### JOB
Locate every line in the records below that holds the word "Dipole" and return each one.

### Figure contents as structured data
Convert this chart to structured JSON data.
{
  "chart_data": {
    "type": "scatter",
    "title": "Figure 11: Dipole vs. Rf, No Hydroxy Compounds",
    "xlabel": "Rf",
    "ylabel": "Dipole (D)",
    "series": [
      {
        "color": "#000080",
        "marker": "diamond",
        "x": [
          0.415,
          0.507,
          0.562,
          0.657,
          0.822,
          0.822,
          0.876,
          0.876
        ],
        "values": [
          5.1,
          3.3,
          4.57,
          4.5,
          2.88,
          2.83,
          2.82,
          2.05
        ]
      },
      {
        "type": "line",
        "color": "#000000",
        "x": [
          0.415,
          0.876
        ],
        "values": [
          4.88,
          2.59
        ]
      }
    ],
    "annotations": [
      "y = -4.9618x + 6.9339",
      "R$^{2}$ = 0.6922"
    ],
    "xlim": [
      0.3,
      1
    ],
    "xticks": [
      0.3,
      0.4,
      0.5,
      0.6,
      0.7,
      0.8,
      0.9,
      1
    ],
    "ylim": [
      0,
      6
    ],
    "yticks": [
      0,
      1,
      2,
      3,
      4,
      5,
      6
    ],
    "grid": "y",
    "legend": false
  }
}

### RESULT OF THIS TASK
    "title": "Figure 11: Dipole vs. Rf, No Hydroxy Compounds",
    "ylabel": "Dipole (D)",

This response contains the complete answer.